** BEGIN Exercise materials **

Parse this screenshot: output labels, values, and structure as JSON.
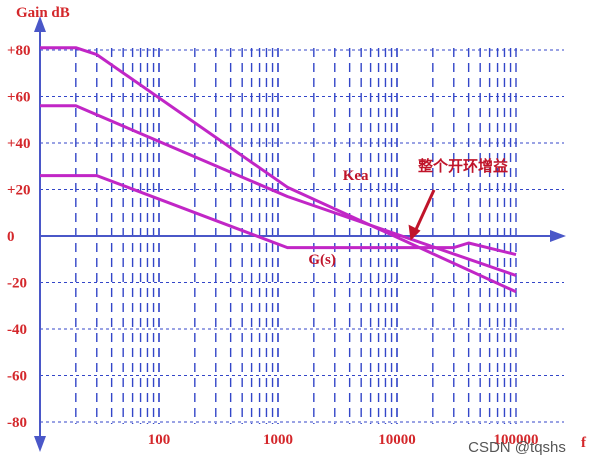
{
  "chart_data": {
    "type": "line",
    "ylabel": "Gain dB",
    "xlabel": "f",
    "x_scale": "log",
    "xlim": [
      10,
      100000
    ],
    "ylim": [
      -80,
      80
    ],
    "grid": true,
    "y_ticks": [
      80,
      60,
      40,
      20,
      0,
      -20,
      -40,
      -60,
      -80
    ],
    "y_tick_labels": [
      "+80",
      "+60",
      "+40",
      "+20",
      "0",
      "-20",
      "-40",
      "-60",
      "-80"
    ],
    "x_ticks": [
      100,
      1000,
      10000,
      100000
    ],
    "x_tick_labels": [
      "100",
      "1000",
      "10000",
      "100000"
    ],
    "series": [
      {
        "name": "",
        "x": [
          10,
          20,
          30,
          1200,
          100000
        ],
        "y": [
          81,
          81,
          78,
          21,
          -24
        ]
      },
      {
        "name": "",
        "x": [
          10,
          20,
          1200,
          100000
        ],
        "y": [
          56,
          56,
          17,
          -17
        ]
      },
      {
        "name": "G(s)",
        "x": [
          10,
          30,
          1200,
          30000,
          40000,
          100000
        ],
        "y": [
          26,
          26,
          -5,
          -5,
          -3,
          -8
        ]
      }
    ],
    "annotations": [
      {
        "text": "Kea",
        "x": 3500,
        "y": 24
      },
      {
        "text": "G(s)",
        "x": 1800,
        "y": -12
      },
      {
        "text": "整个开环增益",
        "x": 15000,
        "y": 28
      }
    ],
    "colors": {
      "series": "#c126c6",
      "axis": "#4a57c8",
      "grid": "#3346c8",
      "labels": "#d4272b",
      "arrow": "#c0142a"
    }
  },
  "watermark": "CSDN @tqshs"
}
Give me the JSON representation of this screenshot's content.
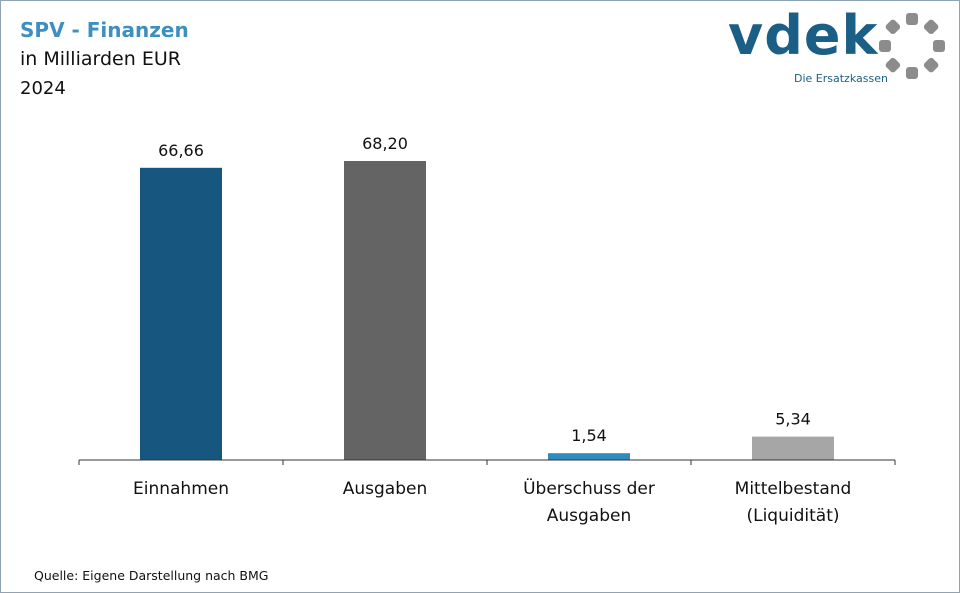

** END Exercise materials **

> **What you need to do**: In your copy, repeat each record exactly and include no pictures.

> **Task result**:
Parse this screenshot: output labels, values, and structure as JSON.
{
  "chart_data": {
    "type": "line",
    "ylabel": "Gain dB",
    "xlabel": "f",
    "x_scale": "log",
    "xlim": [
      10,
      100000
    ],
    "ylim": [
      -80,
      80
    ],
    "grid": true,
    "y_ticks": [
      80,
      60,
      40,
      20,
      0,
      -20,
      -40,
      -60,
      -80
    ],
    "y_tick_labels": [
      "+80",
      "+60",
      "+40",
      "+20",
      "0",
      "-20",
      "-40",
      "-60",
      "-80"
    ],
    "x_ticks": [
      100,
      1000,
      10000,
      100000
    ],
    "x_tick_labels": [
      "100",
      "1000",
      "10000",
      "100000"
    ],
    "series": [
      {
        "name": "",
        "x": [
          10,
          20,
          30,
          1200,
          100000
        ],
        "y": [
          81,
          81,
          78,
          21,
          -24
        ]
      },
      {
        "name": "",
        "x": [
          10,
          20,
          1200,
          100000
        ],
        "y": [
          56,
          56,
          17,
          -17
        ]
      },
      {
        "name": "G(s)",
        "x": [
          10,
          30,
          1200,
          30000,
          40000,
          100000
        ],
        "y": [
          26,
          26,
          -5,
          -5,
          -3,
          -8
        ]
      }
    ],
    "annotations": [
      {
        "text": "Kea",
        "x": 3500,
        "y": 24
      },
      {
        "text": "G(s)",
        "x": 1800,
        "y": -12
      },
      {
        "text": "整个开环增益",
        "x": 15000,
        "y": 28
      }
    ],
    "colors": {
      "series": "#c126c6",
      "axis": "#4a57c8",
      "grid": "#3346c8",
      "labels": "#d4272b",
      "arrow": "#c0142a"
    }
  },
  "watermark": "CSDN @tqshs"
}
Give me the JSON representation of this screenshot's content.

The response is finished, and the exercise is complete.